EXERCISE GOAL: Print the rows from the start through the line that contains "windows-taskbar: 83°F Haze", unchanged, including that line.

[Start of DATA PROVIDED]

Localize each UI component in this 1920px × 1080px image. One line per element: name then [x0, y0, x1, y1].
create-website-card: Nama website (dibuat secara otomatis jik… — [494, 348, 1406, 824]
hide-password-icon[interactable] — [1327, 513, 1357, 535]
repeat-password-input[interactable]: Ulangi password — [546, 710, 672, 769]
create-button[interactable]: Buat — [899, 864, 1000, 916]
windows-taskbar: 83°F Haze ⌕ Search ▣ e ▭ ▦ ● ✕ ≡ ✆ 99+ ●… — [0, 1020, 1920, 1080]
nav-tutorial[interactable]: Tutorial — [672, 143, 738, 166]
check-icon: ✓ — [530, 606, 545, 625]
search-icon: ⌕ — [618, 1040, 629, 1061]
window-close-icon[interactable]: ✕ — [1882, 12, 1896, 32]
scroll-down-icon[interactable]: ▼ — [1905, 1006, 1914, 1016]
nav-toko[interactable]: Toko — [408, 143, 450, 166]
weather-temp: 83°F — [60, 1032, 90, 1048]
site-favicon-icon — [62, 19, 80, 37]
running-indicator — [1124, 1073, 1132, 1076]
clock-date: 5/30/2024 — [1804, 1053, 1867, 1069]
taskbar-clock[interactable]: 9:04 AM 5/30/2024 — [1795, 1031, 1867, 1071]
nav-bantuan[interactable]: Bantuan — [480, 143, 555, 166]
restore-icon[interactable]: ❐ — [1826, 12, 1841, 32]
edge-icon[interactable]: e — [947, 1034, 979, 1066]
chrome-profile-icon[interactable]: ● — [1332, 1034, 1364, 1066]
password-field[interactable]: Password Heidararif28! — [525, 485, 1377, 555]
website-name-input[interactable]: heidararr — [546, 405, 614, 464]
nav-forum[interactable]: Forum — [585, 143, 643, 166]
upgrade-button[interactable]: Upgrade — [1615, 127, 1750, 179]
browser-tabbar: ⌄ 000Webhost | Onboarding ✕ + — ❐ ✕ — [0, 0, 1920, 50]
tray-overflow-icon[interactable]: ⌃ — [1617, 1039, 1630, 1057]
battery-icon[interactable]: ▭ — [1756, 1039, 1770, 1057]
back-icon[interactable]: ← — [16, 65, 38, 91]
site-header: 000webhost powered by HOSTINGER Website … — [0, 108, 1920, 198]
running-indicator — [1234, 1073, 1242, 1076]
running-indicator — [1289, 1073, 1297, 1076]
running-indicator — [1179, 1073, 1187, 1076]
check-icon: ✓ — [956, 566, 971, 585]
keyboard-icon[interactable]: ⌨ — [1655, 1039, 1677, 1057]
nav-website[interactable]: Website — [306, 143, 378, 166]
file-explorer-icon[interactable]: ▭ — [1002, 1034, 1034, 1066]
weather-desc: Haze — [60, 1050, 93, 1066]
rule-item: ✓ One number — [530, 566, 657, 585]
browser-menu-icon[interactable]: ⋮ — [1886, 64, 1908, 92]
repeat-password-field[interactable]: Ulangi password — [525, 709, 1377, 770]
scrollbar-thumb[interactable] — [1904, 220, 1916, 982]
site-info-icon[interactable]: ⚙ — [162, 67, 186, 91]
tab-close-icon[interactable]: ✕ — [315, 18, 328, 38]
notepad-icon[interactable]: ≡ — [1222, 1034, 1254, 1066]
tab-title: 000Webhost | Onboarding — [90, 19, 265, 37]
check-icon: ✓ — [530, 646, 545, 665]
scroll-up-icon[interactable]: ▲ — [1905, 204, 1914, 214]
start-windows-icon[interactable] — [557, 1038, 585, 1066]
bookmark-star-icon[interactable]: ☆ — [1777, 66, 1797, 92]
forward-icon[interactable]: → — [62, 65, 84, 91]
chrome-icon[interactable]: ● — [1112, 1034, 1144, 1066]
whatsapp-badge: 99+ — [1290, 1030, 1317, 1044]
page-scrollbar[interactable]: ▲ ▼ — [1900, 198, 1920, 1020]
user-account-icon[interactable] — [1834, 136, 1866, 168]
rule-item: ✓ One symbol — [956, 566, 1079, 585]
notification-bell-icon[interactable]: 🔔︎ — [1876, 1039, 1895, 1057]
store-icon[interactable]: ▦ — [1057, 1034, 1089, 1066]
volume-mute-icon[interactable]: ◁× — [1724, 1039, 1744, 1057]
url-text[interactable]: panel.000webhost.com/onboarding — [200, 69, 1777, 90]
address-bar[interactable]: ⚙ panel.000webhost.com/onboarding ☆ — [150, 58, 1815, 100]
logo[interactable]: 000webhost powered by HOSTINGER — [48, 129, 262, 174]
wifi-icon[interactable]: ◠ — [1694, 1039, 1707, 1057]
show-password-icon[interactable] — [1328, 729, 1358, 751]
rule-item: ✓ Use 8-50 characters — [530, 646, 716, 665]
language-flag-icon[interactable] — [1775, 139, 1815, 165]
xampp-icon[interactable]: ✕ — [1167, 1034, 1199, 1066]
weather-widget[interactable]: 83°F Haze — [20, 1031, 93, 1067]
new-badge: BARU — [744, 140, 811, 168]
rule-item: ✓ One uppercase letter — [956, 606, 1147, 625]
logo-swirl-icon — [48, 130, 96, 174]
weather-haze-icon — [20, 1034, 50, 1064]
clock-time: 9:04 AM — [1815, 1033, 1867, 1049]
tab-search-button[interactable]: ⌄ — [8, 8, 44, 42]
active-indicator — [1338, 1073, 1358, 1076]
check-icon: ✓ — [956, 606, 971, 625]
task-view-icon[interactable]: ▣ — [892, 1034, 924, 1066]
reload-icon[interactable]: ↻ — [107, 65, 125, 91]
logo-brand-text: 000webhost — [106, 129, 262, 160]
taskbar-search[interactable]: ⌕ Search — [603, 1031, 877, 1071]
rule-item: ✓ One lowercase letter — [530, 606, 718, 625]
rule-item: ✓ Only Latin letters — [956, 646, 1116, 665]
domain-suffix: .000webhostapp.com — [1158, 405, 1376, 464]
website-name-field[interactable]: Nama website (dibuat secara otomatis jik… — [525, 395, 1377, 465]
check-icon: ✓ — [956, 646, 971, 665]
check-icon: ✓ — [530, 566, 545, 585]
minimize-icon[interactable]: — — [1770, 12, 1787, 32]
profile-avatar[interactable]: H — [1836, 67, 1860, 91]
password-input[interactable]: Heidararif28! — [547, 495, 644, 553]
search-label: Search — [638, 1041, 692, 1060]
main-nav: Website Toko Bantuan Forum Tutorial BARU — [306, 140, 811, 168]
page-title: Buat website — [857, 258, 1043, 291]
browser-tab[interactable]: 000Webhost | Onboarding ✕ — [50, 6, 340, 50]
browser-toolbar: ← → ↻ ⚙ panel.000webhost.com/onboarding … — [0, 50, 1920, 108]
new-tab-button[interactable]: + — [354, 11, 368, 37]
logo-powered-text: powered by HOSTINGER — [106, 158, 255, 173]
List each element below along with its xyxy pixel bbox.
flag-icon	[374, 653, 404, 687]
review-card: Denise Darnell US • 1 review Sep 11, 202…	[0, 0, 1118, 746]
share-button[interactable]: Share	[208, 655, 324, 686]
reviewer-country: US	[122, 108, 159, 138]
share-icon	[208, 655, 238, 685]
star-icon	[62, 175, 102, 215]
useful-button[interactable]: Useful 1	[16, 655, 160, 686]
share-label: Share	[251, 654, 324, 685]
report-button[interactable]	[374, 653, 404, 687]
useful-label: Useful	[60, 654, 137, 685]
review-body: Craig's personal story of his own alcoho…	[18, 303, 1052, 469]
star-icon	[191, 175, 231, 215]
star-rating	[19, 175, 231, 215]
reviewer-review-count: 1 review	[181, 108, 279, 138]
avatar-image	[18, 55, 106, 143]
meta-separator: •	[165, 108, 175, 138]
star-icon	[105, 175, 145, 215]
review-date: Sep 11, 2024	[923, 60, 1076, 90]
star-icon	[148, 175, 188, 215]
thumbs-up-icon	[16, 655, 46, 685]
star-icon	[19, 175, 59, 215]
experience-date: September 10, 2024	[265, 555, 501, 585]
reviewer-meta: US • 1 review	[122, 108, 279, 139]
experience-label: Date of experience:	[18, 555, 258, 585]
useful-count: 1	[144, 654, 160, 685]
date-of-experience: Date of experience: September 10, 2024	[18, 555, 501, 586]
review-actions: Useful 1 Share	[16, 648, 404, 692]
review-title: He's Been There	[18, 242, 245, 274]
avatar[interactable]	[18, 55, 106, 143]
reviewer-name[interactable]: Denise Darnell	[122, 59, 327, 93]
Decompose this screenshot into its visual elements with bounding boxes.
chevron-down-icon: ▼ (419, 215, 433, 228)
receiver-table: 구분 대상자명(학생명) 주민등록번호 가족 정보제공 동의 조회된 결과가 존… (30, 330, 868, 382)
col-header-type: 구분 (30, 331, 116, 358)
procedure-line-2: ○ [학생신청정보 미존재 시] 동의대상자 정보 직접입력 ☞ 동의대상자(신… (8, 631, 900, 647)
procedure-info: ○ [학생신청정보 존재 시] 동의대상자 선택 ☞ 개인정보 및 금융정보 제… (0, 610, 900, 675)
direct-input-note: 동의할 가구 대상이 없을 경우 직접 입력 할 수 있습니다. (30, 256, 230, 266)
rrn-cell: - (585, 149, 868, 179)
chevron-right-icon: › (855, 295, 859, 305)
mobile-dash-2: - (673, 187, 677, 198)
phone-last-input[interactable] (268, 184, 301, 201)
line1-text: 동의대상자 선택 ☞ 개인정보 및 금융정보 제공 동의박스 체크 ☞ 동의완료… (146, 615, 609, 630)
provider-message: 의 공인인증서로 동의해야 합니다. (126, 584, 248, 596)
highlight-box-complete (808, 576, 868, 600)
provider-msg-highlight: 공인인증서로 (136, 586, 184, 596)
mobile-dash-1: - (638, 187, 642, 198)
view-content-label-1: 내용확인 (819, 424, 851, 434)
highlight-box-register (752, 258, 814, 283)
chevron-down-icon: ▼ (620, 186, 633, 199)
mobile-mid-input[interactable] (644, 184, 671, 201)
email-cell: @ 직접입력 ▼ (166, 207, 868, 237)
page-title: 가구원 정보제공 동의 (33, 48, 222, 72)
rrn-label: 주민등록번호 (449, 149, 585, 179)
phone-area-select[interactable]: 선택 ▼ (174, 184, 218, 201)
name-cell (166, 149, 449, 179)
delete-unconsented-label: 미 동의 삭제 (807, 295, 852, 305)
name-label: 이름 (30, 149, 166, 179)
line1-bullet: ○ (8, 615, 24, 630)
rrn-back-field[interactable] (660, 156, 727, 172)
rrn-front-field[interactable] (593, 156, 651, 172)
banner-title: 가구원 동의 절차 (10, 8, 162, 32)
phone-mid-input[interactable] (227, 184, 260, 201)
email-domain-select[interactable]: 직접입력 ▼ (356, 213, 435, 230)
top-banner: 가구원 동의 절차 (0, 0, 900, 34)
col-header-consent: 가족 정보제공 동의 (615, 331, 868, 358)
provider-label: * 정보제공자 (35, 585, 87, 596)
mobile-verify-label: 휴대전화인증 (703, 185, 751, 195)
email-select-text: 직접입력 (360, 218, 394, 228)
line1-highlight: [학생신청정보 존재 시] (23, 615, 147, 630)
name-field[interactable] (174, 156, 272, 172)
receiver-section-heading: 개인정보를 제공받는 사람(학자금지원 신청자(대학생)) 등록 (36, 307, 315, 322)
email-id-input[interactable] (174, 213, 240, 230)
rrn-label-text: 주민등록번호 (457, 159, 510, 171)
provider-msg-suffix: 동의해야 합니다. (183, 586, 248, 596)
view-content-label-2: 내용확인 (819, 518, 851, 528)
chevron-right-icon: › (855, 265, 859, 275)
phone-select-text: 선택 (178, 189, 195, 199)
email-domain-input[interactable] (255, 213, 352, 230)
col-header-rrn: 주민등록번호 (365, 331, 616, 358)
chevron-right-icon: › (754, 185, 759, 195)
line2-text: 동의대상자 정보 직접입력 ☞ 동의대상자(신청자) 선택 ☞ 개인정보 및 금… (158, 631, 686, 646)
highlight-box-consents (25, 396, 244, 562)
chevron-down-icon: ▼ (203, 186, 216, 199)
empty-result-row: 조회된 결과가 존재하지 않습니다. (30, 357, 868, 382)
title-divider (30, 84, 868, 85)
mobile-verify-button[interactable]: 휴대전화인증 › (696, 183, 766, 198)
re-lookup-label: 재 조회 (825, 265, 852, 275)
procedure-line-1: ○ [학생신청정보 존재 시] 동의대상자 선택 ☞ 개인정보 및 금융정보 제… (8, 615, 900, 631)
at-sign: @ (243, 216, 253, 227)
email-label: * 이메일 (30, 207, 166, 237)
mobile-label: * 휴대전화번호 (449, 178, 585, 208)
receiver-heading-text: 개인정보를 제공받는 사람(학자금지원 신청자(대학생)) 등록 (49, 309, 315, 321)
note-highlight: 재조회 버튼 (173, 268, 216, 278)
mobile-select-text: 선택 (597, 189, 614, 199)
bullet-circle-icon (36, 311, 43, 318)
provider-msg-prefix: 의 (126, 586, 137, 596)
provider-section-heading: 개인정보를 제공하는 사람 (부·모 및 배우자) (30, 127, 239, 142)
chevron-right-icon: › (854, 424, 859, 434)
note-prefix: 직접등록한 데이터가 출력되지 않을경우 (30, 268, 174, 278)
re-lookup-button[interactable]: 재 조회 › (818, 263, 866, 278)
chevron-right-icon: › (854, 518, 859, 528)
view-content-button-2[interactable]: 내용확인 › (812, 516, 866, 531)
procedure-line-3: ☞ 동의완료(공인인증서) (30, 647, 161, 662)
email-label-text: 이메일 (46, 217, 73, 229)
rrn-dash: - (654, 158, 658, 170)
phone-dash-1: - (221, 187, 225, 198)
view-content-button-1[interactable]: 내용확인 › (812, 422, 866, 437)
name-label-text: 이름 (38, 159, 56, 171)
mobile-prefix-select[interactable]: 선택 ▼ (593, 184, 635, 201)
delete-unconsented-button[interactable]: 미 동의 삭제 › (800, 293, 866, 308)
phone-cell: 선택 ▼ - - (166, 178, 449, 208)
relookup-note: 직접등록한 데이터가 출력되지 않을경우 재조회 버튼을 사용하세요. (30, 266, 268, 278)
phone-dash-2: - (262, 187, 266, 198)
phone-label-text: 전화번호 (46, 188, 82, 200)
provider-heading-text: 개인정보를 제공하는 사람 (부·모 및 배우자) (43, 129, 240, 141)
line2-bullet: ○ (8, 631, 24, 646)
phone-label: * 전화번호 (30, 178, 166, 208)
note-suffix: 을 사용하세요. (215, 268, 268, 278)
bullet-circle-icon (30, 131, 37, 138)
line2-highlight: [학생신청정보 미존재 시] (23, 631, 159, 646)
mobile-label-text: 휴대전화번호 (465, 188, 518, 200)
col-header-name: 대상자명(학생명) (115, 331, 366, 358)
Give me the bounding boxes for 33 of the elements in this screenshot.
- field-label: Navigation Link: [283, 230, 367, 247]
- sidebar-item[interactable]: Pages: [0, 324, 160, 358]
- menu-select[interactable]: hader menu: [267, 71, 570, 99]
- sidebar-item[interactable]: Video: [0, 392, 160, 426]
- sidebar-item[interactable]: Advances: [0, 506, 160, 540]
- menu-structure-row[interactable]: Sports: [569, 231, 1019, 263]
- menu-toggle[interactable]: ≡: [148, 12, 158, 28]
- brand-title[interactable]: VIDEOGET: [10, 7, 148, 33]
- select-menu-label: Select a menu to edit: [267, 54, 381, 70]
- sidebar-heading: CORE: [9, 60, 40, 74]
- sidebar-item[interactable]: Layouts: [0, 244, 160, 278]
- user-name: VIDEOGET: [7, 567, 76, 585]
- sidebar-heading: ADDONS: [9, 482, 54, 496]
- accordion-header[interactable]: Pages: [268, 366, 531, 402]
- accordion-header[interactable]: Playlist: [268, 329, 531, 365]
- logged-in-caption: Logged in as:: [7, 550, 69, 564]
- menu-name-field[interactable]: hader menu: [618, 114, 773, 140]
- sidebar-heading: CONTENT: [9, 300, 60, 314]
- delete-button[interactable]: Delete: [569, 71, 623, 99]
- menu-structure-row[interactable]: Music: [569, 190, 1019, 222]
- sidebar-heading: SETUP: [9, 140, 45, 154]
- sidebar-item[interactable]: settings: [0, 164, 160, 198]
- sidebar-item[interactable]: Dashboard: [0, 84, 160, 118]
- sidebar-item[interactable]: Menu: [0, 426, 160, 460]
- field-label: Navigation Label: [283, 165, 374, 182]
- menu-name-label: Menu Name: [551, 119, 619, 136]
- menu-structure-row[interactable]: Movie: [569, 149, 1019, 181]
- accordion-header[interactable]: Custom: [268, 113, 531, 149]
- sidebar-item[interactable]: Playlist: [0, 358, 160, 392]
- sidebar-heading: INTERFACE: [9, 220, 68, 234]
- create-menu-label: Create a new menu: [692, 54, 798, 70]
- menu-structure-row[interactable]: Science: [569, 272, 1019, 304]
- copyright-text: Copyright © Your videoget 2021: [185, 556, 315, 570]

[End of DATA PROVIDED]

EXPECTED ANSWER:
Localize each UI component in this 1920px × 1080px image. One line per element: name then [x0, y0, x1, y1].
create-website-card: Nama website (dibuat secara otomatis jik… — [494, 348, 1406, 824]
hide-password-icon[interactable] — [1327, 513, 1357, 535]
repeat-password-input[interactable]: Ulangi password — [546, 710, 672, 769]
create-button[interactable]: Buat — [899, 864, 1000, 916]
windows-taskbar: 83°F Haze ⌕ Search ▣ e ▭ ▦ ● ✕ ≡ ✆ 99+ ●… — [0, 1020, 1920, 1080]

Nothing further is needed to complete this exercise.